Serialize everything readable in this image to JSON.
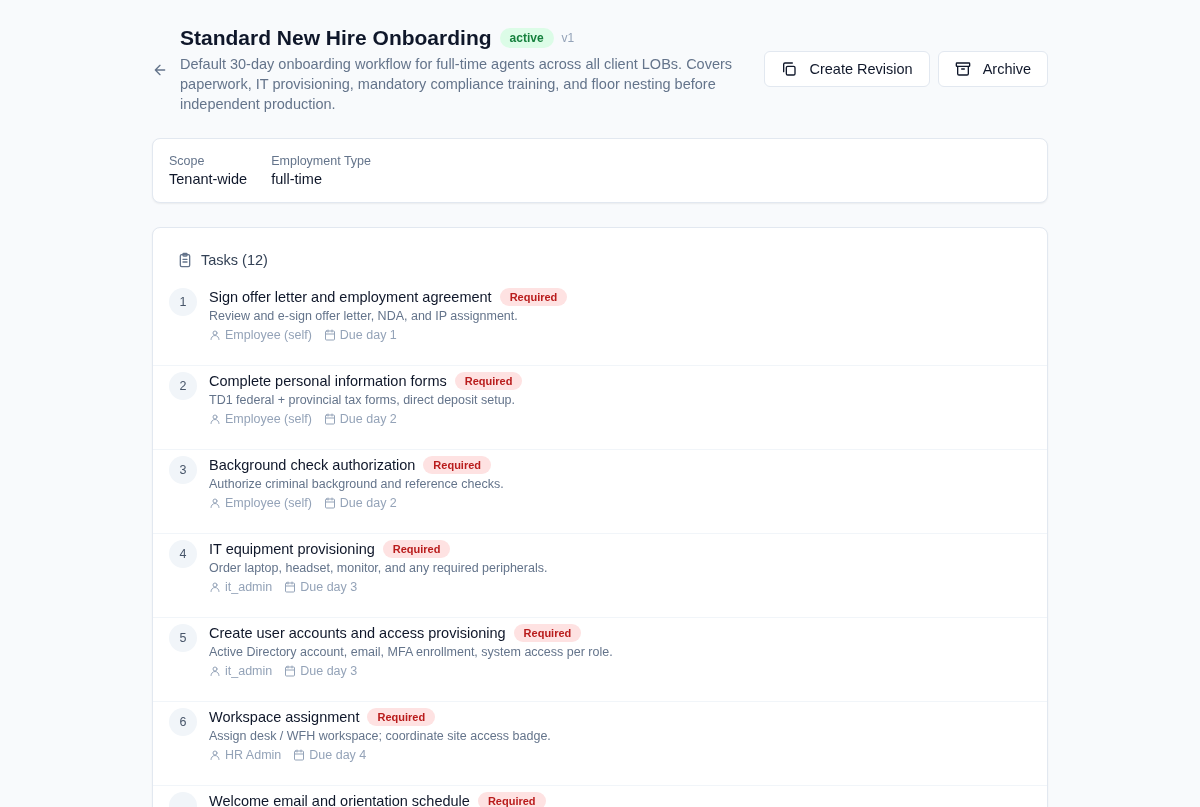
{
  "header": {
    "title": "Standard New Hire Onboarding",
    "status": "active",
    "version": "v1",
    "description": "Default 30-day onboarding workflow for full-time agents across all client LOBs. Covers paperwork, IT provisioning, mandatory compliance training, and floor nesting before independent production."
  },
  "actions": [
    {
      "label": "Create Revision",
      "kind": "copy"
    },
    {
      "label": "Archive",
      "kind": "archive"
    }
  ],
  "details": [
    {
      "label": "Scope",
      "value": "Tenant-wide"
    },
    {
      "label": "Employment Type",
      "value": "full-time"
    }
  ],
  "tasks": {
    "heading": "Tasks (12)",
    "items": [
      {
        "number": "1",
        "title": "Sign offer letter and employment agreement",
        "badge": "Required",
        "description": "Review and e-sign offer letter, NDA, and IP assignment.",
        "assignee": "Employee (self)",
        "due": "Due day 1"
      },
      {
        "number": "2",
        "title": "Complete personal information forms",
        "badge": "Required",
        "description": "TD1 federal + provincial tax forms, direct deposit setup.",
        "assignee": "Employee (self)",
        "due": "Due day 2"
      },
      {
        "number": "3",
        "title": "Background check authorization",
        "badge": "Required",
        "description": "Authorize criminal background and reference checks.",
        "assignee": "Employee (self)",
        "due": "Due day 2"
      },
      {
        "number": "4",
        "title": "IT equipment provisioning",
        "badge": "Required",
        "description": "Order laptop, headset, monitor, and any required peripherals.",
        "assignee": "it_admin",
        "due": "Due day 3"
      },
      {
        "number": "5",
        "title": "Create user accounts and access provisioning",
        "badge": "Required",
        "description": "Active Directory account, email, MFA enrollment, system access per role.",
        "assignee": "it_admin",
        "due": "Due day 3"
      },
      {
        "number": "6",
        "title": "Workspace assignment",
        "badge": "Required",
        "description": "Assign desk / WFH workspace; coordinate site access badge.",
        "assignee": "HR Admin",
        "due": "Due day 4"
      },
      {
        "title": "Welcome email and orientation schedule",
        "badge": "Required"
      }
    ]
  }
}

-------

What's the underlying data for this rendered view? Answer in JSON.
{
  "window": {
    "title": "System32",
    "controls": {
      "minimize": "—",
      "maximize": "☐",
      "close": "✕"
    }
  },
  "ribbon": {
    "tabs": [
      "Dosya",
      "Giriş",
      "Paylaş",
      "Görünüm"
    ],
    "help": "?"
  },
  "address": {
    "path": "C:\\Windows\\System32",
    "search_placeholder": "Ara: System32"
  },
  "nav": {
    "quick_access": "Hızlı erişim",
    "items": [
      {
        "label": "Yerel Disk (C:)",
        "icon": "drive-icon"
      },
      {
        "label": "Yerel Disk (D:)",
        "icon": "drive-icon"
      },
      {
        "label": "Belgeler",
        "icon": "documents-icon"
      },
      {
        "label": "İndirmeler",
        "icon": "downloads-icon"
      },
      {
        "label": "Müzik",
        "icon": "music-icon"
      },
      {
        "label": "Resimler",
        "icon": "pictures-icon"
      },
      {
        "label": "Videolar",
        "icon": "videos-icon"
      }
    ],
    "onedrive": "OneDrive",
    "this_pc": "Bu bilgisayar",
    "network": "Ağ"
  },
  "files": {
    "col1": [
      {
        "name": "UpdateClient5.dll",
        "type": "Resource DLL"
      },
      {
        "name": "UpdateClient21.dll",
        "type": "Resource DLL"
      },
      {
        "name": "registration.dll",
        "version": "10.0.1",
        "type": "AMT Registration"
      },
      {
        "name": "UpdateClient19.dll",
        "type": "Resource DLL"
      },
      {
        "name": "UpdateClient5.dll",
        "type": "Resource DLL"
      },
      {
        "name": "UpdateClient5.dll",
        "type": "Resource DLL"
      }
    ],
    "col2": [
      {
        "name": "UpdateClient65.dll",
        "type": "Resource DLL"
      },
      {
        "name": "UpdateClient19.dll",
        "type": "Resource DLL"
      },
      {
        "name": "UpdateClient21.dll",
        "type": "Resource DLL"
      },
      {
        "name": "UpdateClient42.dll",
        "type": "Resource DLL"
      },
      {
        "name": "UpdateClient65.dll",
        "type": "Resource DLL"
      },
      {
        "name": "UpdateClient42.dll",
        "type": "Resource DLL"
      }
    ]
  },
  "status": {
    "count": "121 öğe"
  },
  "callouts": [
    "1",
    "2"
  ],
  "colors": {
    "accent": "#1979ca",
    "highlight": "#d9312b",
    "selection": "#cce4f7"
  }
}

-------

Show each line of the listing that holds the string "assignment".

        "description": "Review and e-sign offer letter, NDA, and IP assignment.",
        "title": "Workspace assignment",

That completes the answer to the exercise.